BRIEF: Copy exactly, and only, the lines from the one with "Give me a plain-text" to the end of the listing; omit pictures.

DATA SUPPLIED:
## start

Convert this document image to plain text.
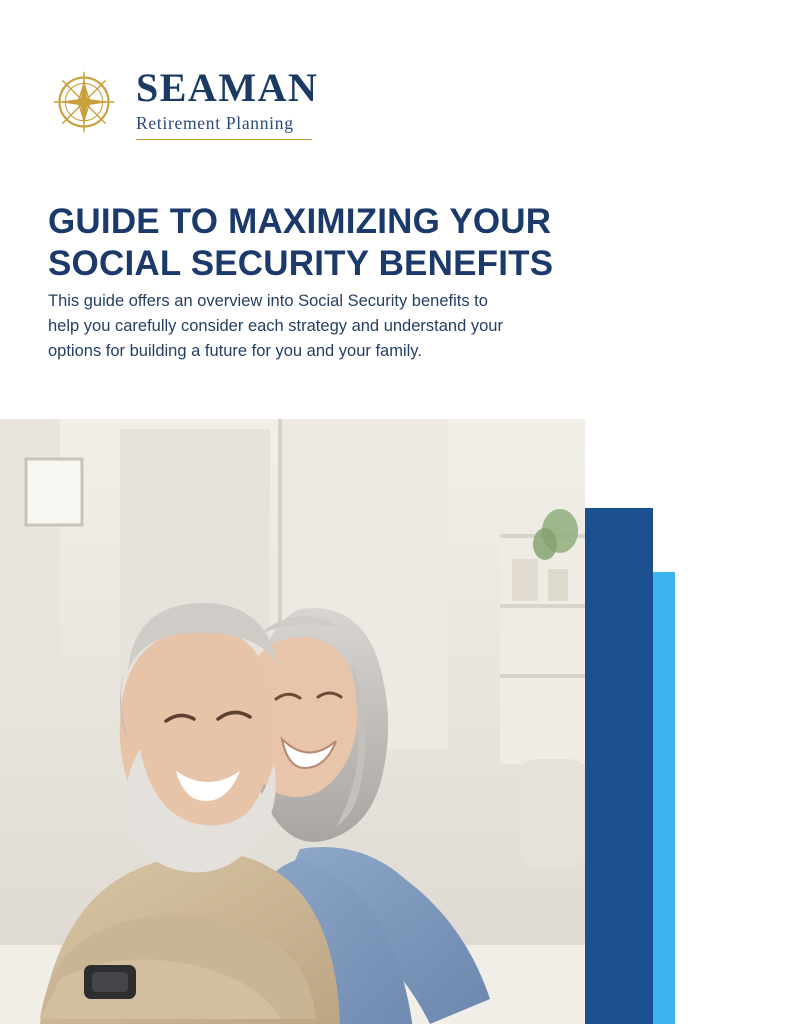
SEAMAN
Retirement Planning
GUIDE TO MAXIMIZING YOUR SOCIAL SECURITY BENEFITS

This guide offers an overview into Social Security benefits to help you carefully consider each strategy and understand your options for building a future for you and your family.
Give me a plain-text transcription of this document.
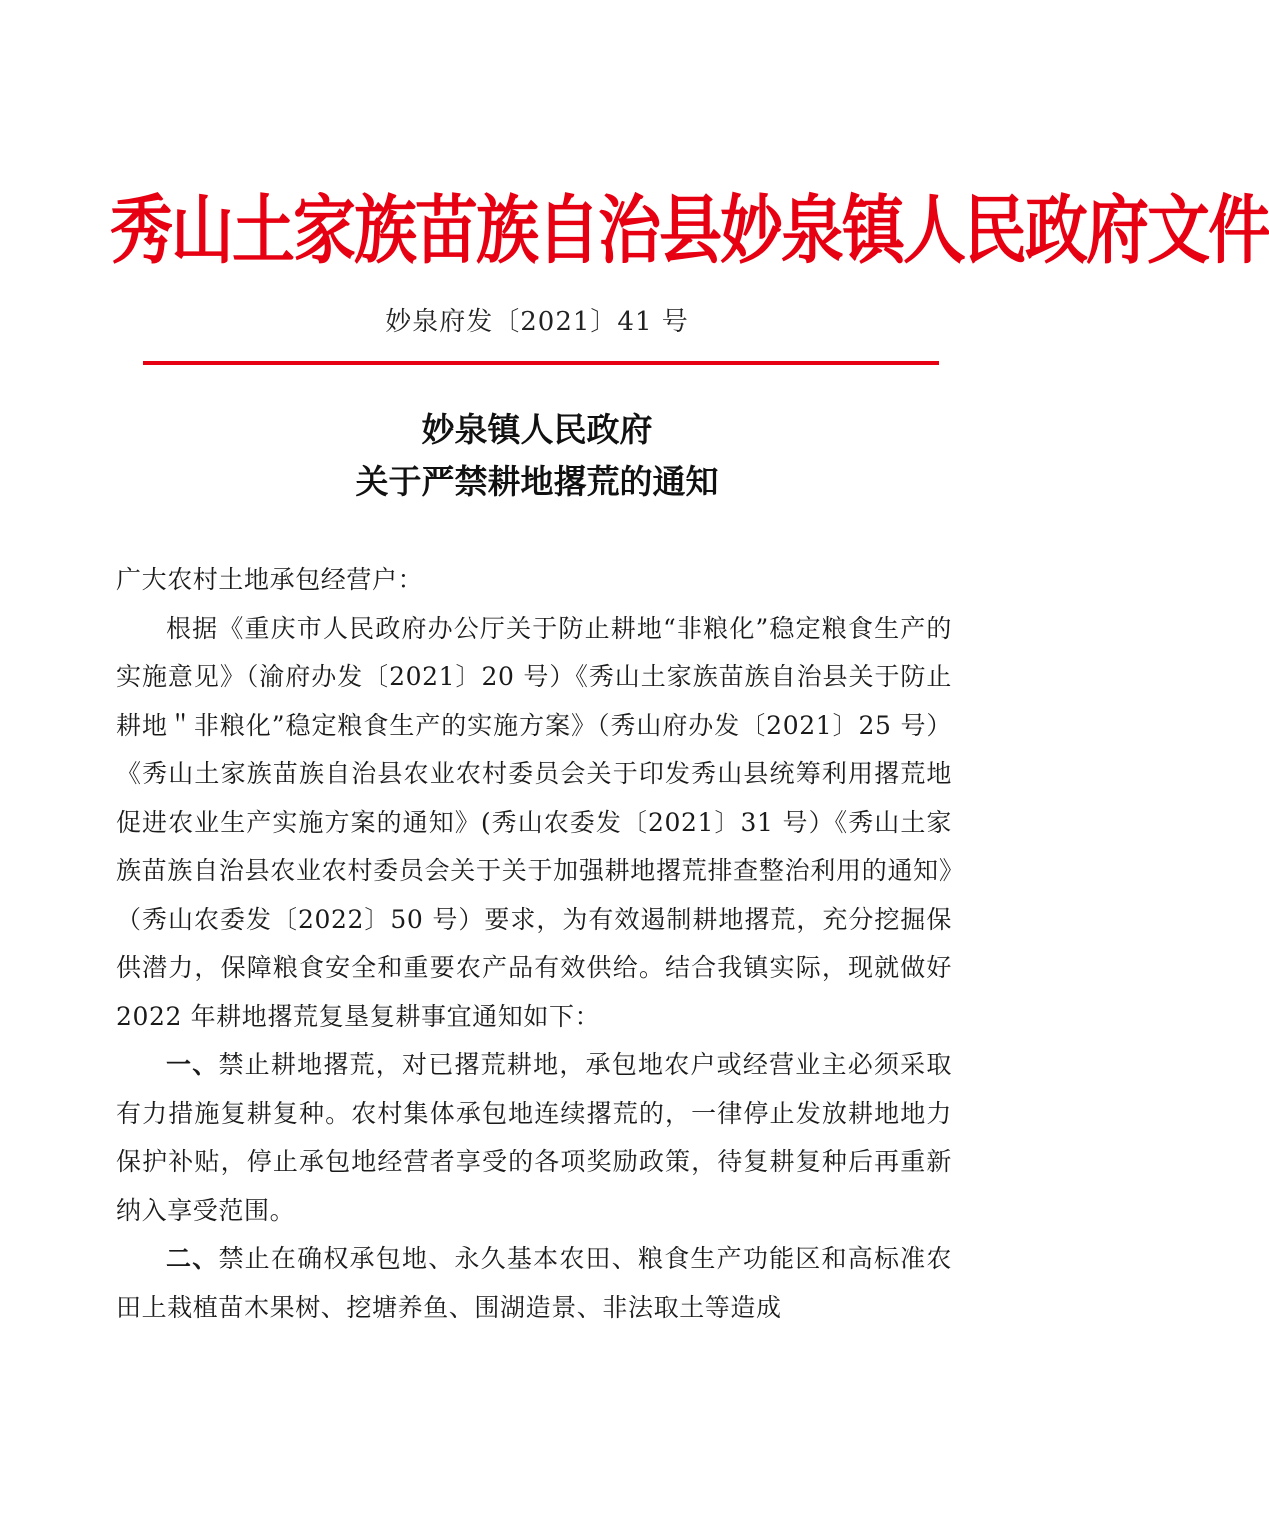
秀山土家族苗族自治县妙泉镇人民政府文件
妙泉府发〔2021〕41 号
妙泉镇人民政府
关于严禁耕地撂荒的通知

广大农村土地承包经营户：

根据《重庆市人民政府办公厅关于防止耕地“非粮化”稳定粮食生产的实施意见》（渝府办发〔2021〕20 号）《秀山土家族苗族自治县关于防止耕地＂非粮化”稳定粮食生产的实施方案》（秀山府办发〔2021〕25 号）《秀山土家族苗族自治县农业农村委员会关于印发秀山县统筹利用撂荒地促进农业生产实施方案的通知》(秀山农委发〔2021〕31 号）《秀山土家族苗族自治县农业农村委员会关于关于加强耕地撂荒排查整治利用的通知》（秀山农委发〔2022〕50 号）要求，为有效遏制耕地撂荒，充分挖掘保供潜力，保障粮食安全和重要农产品有效供给。结合我镇实际，现就做好 2022 年耕地撂荒复垦复耕事宜通知如下：

一、禁止耕地撂荒，对已撂荒耕地，承包地农户或经营业主必须采取有力措施复耕复种。农村集体承包地连续撂荒的，一律停止发放耕地地力保护补贴，停止承包地经营者享受的各项奖励政策，待复耕复种后再重新纳入享受范围。

二、禁止在确权承包地、永久基本农田、粮食生产功能区和高标准农田上栽植苗木果树、挖塘养鱼、围湖造景、非法取土等造成
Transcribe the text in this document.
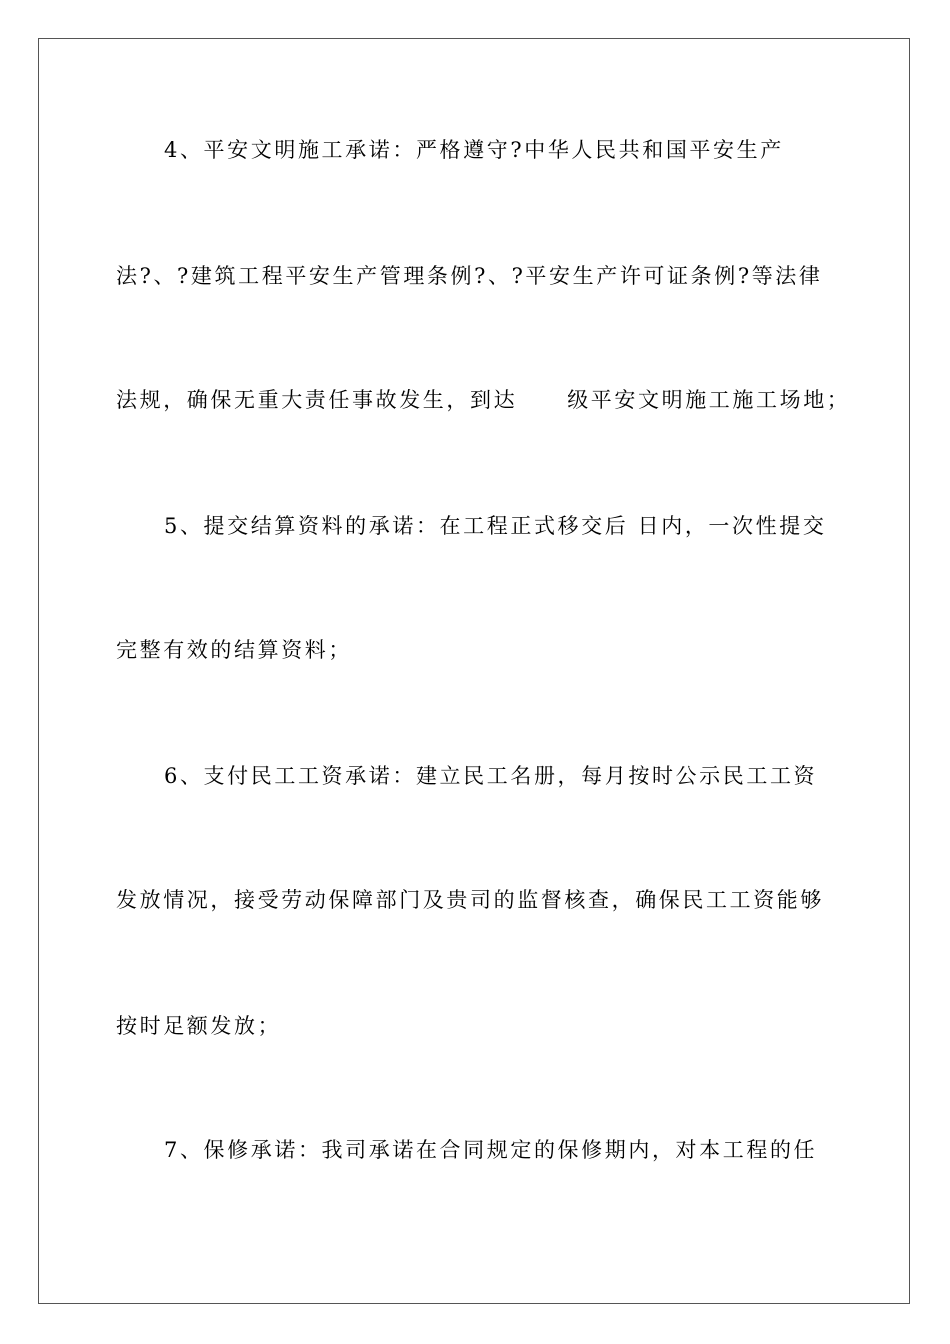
4、平安文明施工承诺：严格遵守?中华人民共和国平安生产
法?、?建筑工程平安生产管理条例?、?平安生产许可证条例?等法律
法规，确保无重大责任事故发生，到达 级平安文明施工施工场地；
5、提交结算资料的承诺：在工程正式移交后 日内，一次性提交
完整有效的结算资料；
6、支付民工工资承诺：建立民工名册，每月按时公示民工工资
发放情况，接受劳动保障部门及贵司的监督核查，确保民工工资能够
按时足额发放；
7、保修承诺：我司承诺在合同规定的保修期内，对本工程的任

## end

RESULT OF THE TASK:
Give me a plain-text transcription of this document.
秀山土家族苗族自治县妙泉镇人民政府文件
妙泉府发〔2021〕41 号
妙泉镇人民政府
关于严禁耕地撂荒的通知

广大农村土地承包经营户：

根据《重庆市人民政府办公厅关于防止耕地“非粮化”稳定粮食生产的实施意见》（渝府办发〔2021〕20 号）《秀山土家族苗族自治县关于防止耕地＂非粮化”稳定粮食生产的实施方案》（秀山府办发〔2021〕25 号）《秀山土家族苗族自治县农业农村委员会关于印发秀山县统筹利用撂荒地促进农业生产实施方案的通知》(秀山农委发〔2021〕31 号）《秀山土家族苗族自治县农业农村委员会关于关于加强耕地撂荒排查整治利用的通知》（秀山农委发〔2022〕50 号）要求，为有效遏制耕地撂荒，充分挖掘保供潜力，保障粮食安全和重要农产品有效供给。结合我镇实际，现就做好 2022 年耕地撂荒复垦复耕事宜通知如下：

一、禁止耕地撂荒，对已撂荒耕地，承包地农户或经营业主必须采取有力措施复耕复种。农村集体承包地连续撂荒的，一律停止发放耕地地力保护补贴，停止承包地经营者享受的各项奖励政策，待复耕复种后再重新纳入享受范围。

二、禁止在确权承包地、永久基本农田、粮食生产功能区和高标准农田上栽植苗木果树、挖塘养鱼、围湖造景、非法取土等造成
Transcribe the text in this document.
4、平安文明施工承诺：严格遵守?中华人民共和国平安生产
法?、?建筑工程平安生产管理条例?、?平安生产许可证条例?等法律
法规，确保无重大责任事故发生，到达 级平安文明施工施工场地；
5、提交结算资料的承诺：在工程正式移交后 日内，一次性提交
完整有效的结算资料；
6、支付民工工资承诺：建立民工名册，每月按时公示民工工资
发放情况，接受劳动保障部门及贵司的监督核查，确保民工工资能够
按时足额发放；
7、保修承诺：我司承诺在合同规定的保修期内，对本工程的任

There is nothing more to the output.